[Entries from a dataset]
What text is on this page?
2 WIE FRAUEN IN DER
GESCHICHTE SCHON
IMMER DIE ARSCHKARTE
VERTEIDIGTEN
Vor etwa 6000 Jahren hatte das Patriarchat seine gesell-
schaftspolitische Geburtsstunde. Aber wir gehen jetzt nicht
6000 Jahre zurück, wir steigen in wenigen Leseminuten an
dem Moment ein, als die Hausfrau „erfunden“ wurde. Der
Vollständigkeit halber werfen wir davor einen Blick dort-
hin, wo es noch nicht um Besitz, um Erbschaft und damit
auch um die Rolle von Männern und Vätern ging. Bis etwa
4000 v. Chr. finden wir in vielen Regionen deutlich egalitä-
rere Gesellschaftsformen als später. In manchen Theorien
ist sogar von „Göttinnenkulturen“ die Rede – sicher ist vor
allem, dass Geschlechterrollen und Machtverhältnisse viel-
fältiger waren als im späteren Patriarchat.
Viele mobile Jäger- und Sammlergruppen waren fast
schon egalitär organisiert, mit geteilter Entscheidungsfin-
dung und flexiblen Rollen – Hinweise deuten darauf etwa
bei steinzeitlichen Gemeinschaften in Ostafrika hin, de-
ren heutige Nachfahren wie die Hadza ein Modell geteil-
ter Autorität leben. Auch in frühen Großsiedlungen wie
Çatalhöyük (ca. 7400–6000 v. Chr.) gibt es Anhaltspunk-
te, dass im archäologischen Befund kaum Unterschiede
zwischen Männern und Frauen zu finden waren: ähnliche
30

#### [GIVEN TASK]
Extract the listing in its entirety and repeat it exactly.

#### [ANSWER FOR THE TASK]
What text is on this page?
2 WIE FRAUEN IN DER
GESCHICHTE SCHON
IMMER DIE ARSCHKARTE
VERTEIDIGTEN
Vor etwa 6000 Jahren hatte das Patriarchat seine gesell-
schaftspolitische Geburtsstunde. Aber wir gehen jetzt nicht
6000 Jahre zurück, wir steigen in wenigen Leseminuten an
dem Moment ein, als die Hausfrau „erfunden“ wurde. Der
Vollständigkeit halber werfen wir davor einen Blick dort-
hin, wo es noch nicht um Besitz, um Erbschaft und damit
auch um die Rolle von Männern und Vätern ging. Bis etwa
4000 v. Chr. finden wir in vielen Regionen deutlich egalitä-
rere Gesellschaftsformen als später. In manchen Theorien
ist sogar von „Göttinnenkulturen“ die Rede – sicher ist vor
allem, dass Geschlechterrollen und Machtverhältnisse viel-
fältiger waren als im späteren Patriarchat.
Viele mobile Jäger- und Sammlergruppen waren fast
schon egalitär organisiert, mit geteilter Entscheidungsfin-
dung und flexiblen Rollen – Hinweise deuten darauf etwa
bei steinzeitlichen Gemeinschaften in Ostafrika hin, de-
ren heutige Nachfahren wie die Hadza ein Modell geteil-
ter Autorität leben. Auch in frühen Großsiedlungen wie
Çatalhöyük (ca. 7400–6000 v. Chr.) gibt es Anhaltspunk-
te, dass im archäologischen Befund kaum Unterschiede
zwischen Männern und Frauen zu finden waren: ähnliche
30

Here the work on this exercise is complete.